Dataset listings of figures
* * * *

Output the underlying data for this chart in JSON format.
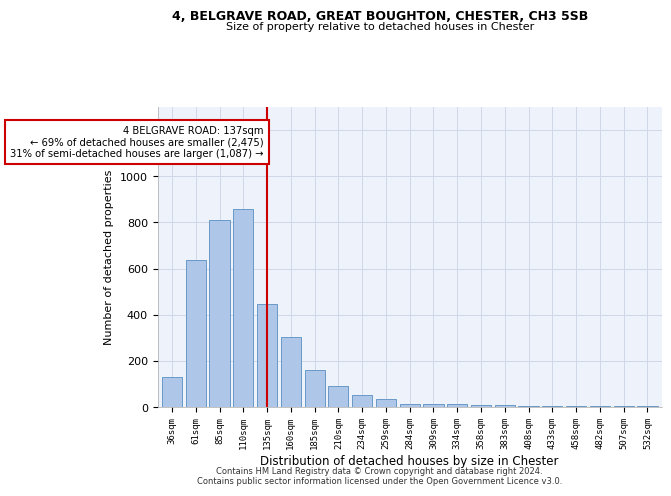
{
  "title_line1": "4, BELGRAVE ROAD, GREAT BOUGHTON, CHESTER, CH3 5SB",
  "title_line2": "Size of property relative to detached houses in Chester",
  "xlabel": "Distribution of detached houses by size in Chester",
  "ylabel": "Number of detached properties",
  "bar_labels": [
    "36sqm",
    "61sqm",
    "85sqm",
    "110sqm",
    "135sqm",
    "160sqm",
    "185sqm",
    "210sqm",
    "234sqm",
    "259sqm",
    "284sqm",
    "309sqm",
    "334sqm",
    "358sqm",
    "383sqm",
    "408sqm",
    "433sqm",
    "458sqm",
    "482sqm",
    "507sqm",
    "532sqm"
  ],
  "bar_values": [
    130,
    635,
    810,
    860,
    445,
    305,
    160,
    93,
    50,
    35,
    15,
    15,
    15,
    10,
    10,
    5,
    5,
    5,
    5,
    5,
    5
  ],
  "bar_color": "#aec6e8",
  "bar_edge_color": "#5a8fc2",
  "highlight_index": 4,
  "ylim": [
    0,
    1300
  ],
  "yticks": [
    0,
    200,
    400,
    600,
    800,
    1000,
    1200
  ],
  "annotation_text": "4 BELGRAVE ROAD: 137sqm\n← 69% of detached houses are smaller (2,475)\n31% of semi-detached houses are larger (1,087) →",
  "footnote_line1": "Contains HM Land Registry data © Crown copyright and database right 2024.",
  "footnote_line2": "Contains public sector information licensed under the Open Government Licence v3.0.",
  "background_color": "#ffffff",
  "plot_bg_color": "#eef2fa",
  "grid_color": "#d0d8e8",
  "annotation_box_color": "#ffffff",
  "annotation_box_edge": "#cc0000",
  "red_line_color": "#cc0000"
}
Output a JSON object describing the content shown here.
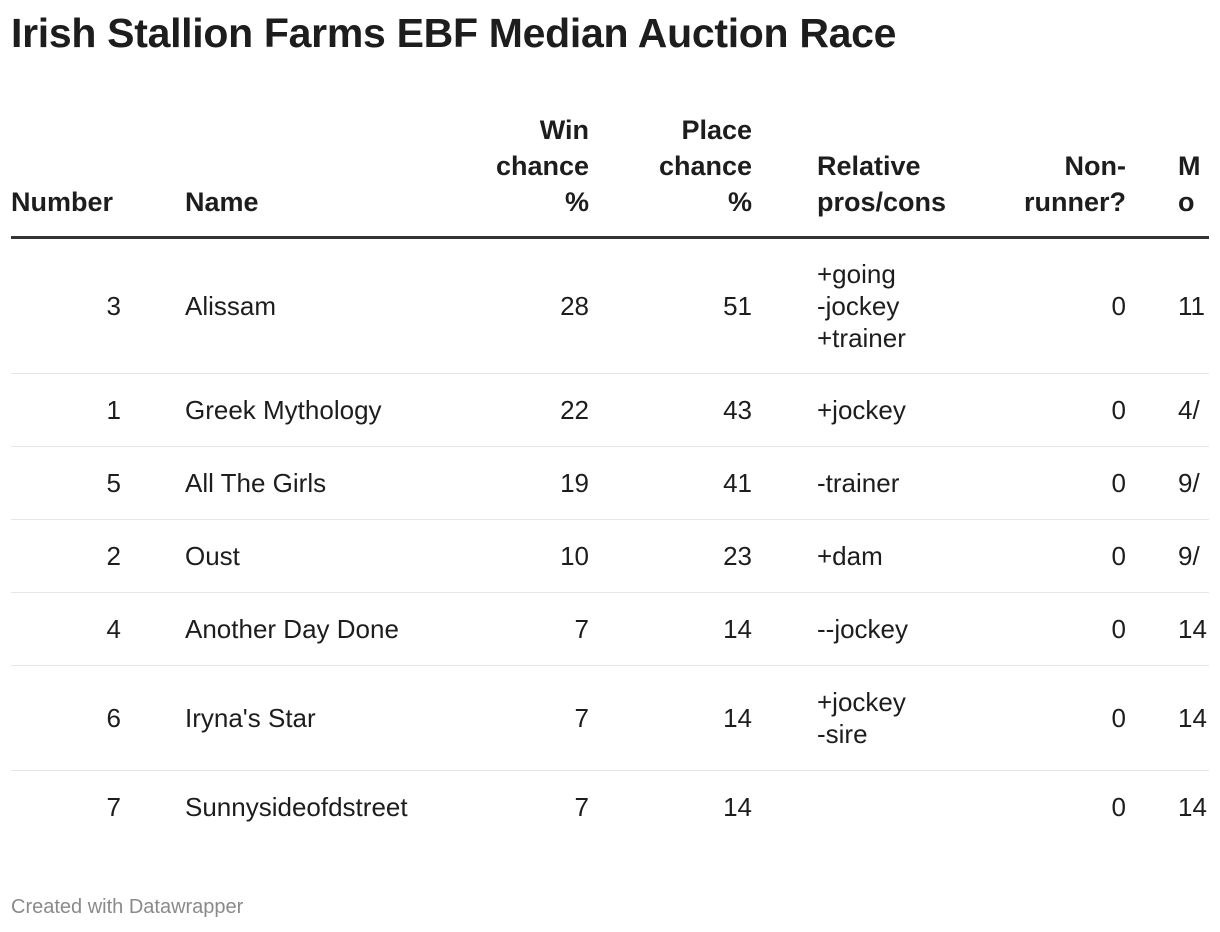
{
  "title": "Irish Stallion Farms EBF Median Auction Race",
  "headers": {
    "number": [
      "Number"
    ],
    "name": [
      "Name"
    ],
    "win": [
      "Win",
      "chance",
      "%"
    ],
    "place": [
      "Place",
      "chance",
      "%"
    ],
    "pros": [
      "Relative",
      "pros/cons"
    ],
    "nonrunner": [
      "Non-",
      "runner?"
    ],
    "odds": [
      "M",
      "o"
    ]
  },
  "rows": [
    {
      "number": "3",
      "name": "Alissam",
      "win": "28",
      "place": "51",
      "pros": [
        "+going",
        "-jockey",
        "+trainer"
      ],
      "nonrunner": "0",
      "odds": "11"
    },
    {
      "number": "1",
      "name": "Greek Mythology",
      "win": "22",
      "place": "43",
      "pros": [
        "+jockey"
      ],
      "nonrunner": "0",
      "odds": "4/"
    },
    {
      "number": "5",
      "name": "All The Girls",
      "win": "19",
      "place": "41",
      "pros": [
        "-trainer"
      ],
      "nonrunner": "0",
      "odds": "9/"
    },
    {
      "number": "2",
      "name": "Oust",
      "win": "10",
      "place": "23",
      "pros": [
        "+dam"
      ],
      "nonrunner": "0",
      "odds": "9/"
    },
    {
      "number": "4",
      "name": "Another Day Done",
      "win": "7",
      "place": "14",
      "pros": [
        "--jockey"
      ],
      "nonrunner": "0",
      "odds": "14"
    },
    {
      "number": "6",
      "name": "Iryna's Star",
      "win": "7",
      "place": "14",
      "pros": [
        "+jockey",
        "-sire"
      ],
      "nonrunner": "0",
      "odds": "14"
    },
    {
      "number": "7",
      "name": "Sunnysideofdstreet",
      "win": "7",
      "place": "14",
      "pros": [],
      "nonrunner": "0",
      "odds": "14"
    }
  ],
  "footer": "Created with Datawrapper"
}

* * * *

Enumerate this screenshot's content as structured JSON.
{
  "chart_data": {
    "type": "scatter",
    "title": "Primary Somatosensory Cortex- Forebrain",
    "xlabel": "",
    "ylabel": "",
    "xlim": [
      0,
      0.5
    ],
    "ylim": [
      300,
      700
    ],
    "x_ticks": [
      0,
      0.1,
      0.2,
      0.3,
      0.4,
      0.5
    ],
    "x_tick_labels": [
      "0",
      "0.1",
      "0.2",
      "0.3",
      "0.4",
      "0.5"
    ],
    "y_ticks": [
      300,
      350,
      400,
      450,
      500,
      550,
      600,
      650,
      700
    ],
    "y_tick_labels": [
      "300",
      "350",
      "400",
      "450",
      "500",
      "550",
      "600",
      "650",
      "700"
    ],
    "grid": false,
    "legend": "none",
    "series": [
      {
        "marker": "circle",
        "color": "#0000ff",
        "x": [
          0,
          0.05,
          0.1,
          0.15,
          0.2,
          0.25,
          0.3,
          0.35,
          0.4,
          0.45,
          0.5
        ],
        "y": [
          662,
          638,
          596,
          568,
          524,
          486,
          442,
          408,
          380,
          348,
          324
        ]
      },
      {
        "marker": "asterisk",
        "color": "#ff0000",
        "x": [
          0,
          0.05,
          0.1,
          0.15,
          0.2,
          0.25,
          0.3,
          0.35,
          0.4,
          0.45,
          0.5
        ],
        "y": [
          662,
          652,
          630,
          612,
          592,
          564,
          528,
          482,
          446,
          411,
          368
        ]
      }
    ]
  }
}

* * * *

* **Problem to solve**
Where a line in the entries holds the word "JSON", copy that line.

* **Task output**
Output the underlying data for this chart in JSON format.
Output a JSON object describing the content shown here.
Enumerate this screenshot's content as structured JSON.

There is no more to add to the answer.